__Short problem__
Write out every line below that includes the word "ylabel".

#### Data supplied

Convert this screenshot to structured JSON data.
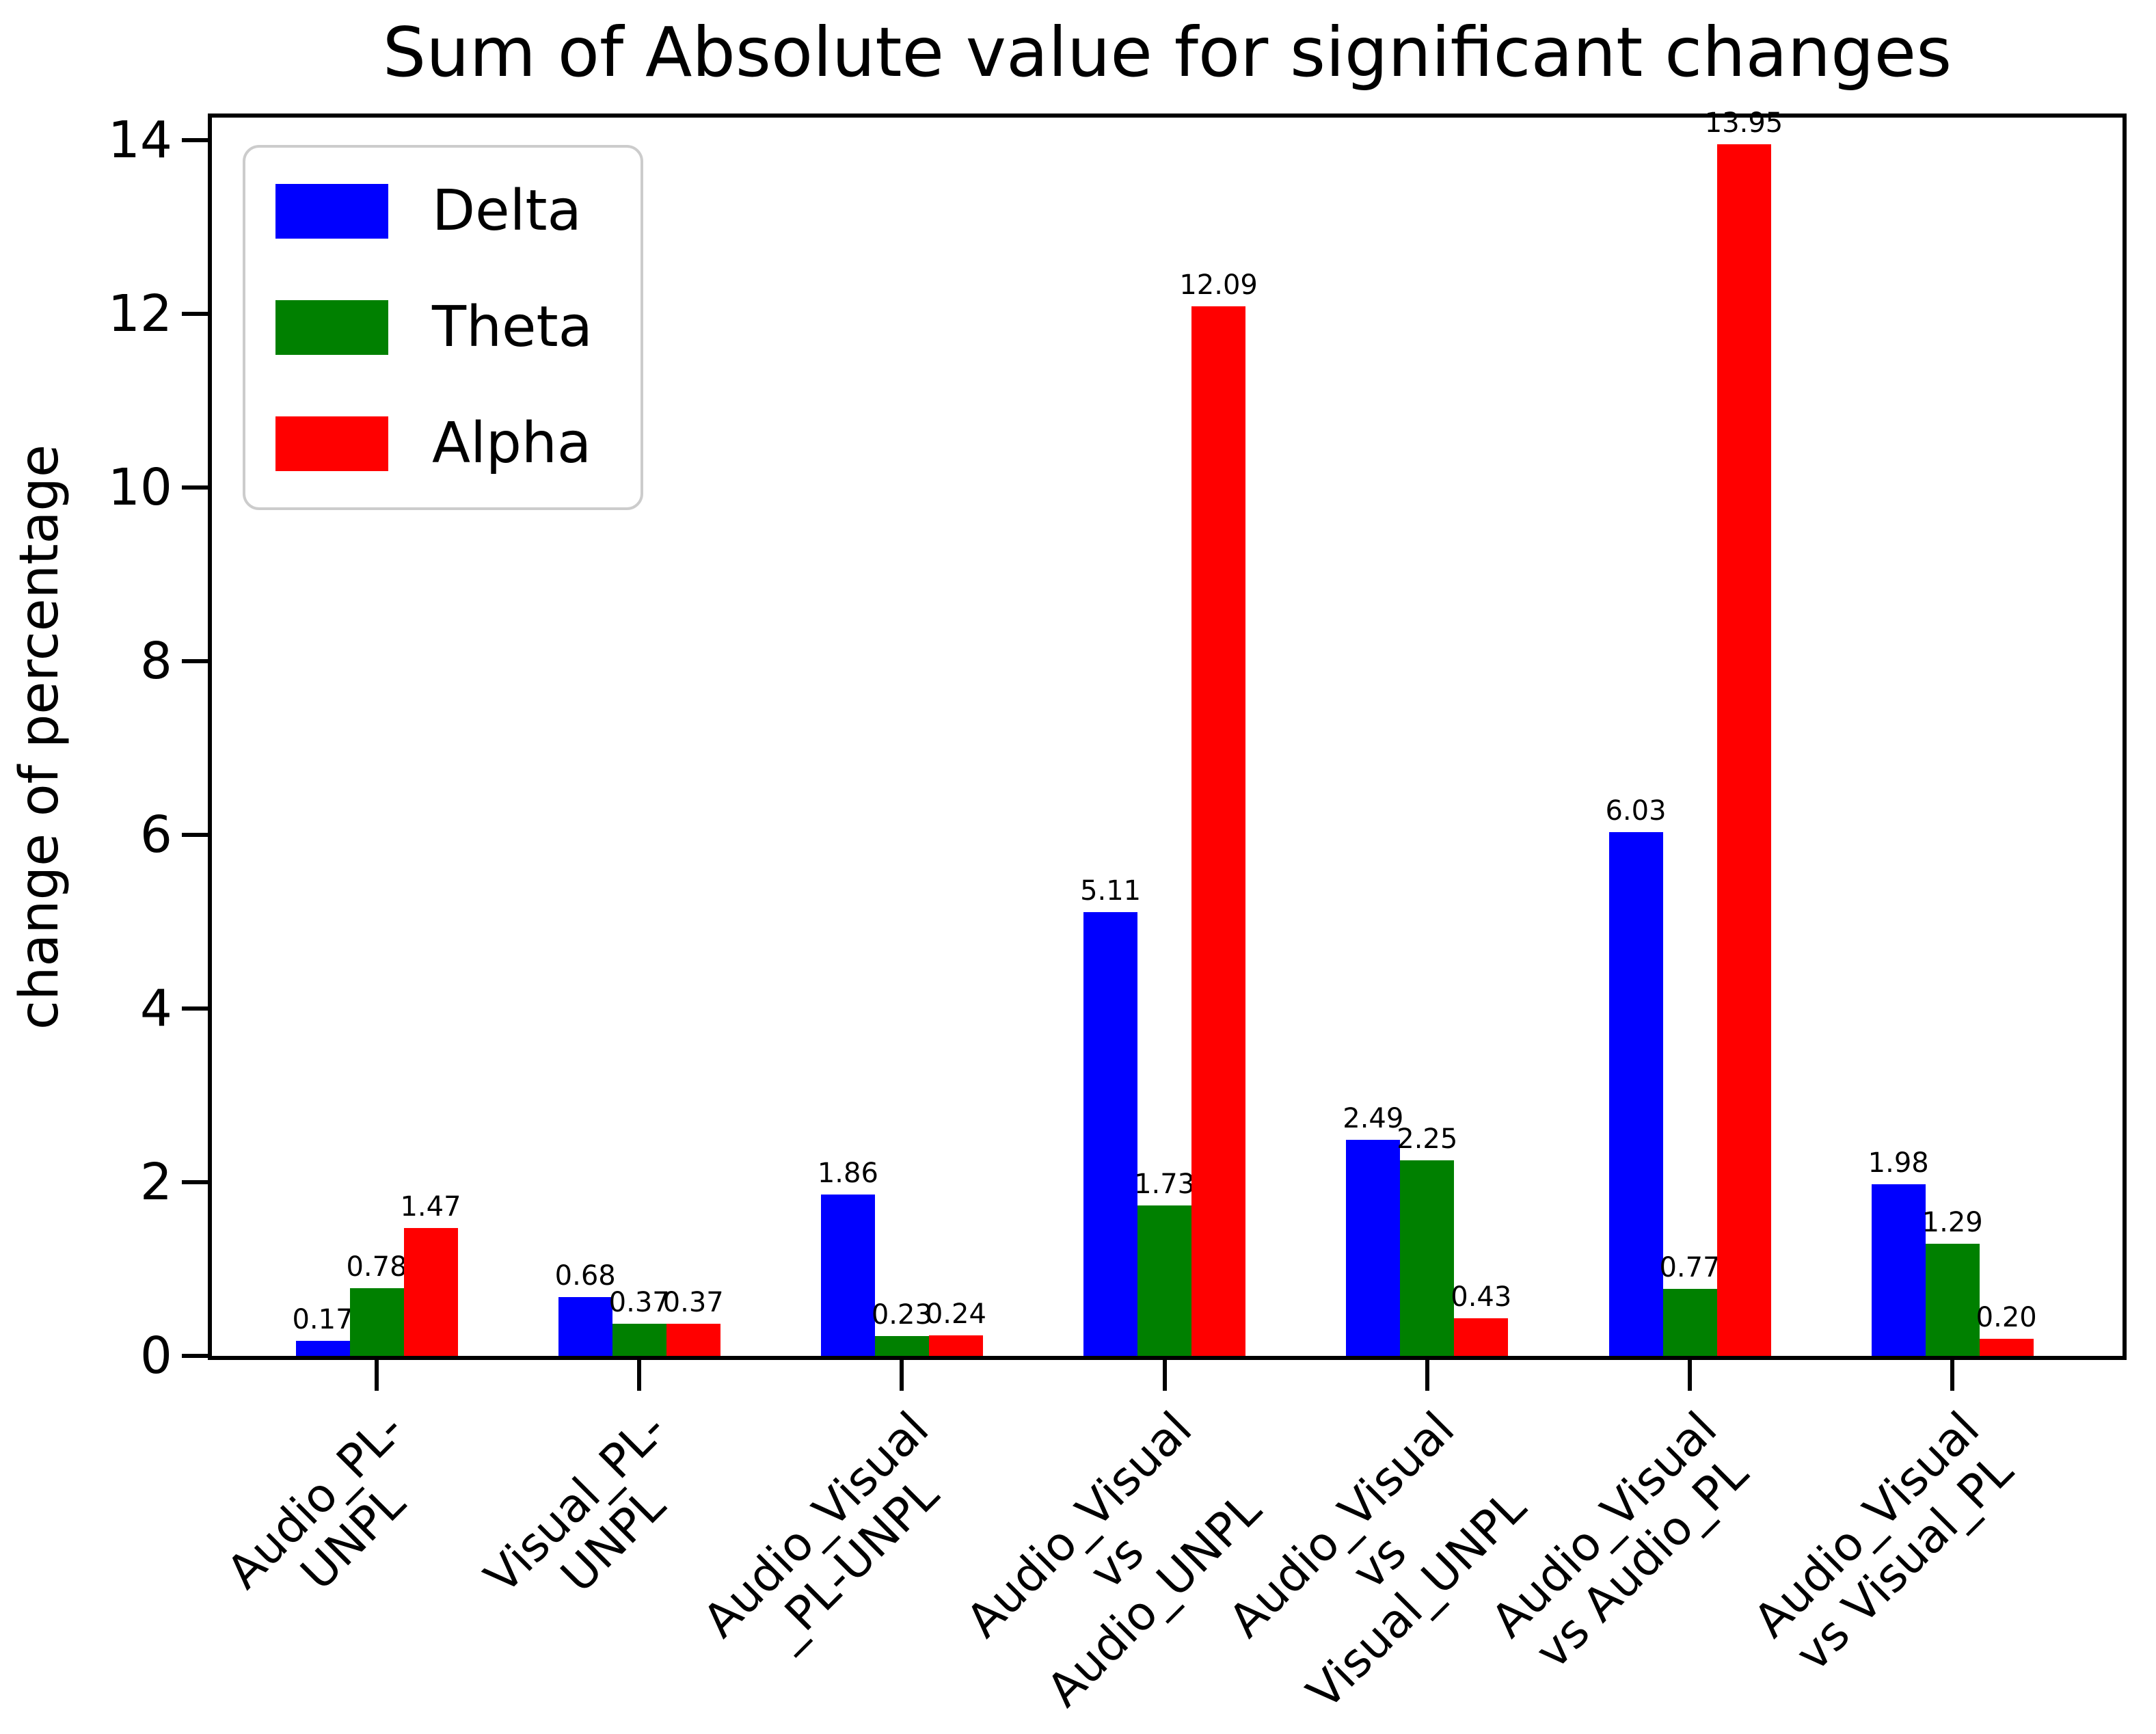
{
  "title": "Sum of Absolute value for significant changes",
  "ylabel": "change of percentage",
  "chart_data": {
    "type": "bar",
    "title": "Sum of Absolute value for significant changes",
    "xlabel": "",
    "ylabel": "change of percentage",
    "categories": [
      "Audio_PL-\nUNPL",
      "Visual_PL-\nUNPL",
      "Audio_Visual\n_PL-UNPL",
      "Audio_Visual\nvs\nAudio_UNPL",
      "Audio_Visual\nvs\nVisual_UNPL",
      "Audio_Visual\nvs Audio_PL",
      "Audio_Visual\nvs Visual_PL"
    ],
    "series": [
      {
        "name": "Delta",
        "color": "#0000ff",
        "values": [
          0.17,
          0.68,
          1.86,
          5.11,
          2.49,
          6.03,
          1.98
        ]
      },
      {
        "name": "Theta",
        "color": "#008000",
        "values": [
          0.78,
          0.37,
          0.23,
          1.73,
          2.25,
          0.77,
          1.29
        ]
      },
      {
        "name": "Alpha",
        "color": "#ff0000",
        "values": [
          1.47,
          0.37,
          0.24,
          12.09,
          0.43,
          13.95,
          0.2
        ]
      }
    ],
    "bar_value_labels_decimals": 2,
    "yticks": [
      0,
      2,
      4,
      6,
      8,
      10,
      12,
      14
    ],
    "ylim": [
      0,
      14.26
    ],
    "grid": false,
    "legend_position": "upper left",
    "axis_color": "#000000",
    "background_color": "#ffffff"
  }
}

########

__Exercise answer__
  "ylabel": "change of percentage",
    "ylabel": "change of percentage",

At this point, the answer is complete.